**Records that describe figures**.
▬▬▬▬▬▬▬▬▬▬

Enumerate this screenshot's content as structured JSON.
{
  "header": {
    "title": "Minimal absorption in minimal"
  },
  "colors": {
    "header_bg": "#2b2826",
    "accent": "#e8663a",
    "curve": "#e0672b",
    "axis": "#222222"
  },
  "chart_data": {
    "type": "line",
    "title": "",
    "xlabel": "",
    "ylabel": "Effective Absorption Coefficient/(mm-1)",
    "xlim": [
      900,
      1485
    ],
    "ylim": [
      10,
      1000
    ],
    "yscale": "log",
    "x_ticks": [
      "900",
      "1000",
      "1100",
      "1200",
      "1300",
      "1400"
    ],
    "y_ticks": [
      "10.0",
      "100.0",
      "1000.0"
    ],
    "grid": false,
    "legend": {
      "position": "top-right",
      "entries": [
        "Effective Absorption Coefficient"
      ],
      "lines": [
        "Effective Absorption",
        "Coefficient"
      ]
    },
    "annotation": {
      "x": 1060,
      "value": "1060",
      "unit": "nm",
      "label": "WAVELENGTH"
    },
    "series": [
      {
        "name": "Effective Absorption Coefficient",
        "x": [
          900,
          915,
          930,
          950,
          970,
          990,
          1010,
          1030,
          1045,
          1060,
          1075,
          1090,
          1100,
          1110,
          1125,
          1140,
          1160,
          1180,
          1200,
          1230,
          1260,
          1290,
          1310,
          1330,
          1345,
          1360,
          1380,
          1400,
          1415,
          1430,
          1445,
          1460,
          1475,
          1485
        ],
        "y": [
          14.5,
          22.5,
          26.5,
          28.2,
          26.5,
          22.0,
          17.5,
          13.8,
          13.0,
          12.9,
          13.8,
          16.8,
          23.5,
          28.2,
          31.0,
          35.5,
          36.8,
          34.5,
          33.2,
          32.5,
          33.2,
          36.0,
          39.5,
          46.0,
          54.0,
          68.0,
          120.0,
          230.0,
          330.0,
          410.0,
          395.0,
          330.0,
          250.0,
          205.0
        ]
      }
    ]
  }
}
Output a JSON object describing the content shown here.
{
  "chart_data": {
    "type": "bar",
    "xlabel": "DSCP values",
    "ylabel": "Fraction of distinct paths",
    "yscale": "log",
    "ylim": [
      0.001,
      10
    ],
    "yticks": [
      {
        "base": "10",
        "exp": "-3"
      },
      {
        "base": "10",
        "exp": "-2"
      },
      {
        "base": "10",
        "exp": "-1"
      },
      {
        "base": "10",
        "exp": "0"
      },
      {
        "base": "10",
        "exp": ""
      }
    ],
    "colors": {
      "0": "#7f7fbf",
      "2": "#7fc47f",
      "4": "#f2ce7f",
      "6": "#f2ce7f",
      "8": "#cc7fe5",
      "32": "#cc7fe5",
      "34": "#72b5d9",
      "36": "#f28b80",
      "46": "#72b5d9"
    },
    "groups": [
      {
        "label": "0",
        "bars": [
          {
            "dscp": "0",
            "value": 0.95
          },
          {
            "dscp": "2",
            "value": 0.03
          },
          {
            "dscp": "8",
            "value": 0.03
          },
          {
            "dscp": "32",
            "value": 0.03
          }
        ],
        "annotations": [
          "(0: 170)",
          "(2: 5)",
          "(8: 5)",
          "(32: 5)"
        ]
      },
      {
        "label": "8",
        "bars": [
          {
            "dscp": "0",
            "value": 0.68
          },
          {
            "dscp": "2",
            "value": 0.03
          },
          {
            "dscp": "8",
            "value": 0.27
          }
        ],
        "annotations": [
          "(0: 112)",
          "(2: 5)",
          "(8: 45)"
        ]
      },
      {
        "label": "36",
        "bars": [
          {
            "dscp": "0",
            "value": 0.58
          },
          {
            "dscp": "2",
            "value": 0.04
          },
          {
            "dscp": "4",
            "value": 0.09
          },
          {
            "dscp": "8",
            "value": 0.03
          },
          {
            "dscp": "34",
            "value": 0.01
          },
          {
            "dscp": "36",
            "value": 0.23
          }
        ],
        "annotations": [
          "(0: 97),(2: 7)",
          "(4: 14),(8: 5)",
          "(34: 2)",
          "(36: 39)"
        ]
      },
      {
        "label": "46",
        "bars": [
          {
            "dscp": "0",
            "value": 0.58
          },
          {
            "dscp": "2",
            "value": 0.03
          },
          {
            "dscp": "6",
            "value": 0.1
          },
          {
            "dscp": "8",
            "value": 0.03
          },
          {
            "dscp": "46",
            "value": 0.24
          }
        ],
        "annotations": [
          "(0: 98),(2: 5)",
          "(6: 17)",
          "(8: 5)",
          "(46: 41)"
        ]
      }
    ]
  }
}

▬▬▬▬▬▬▬▬▬▬

**PROMPT**. Only the number is wanted: how many lines of the material contain the word "Effective"?

**OUTPUT OF THE TASK**. 4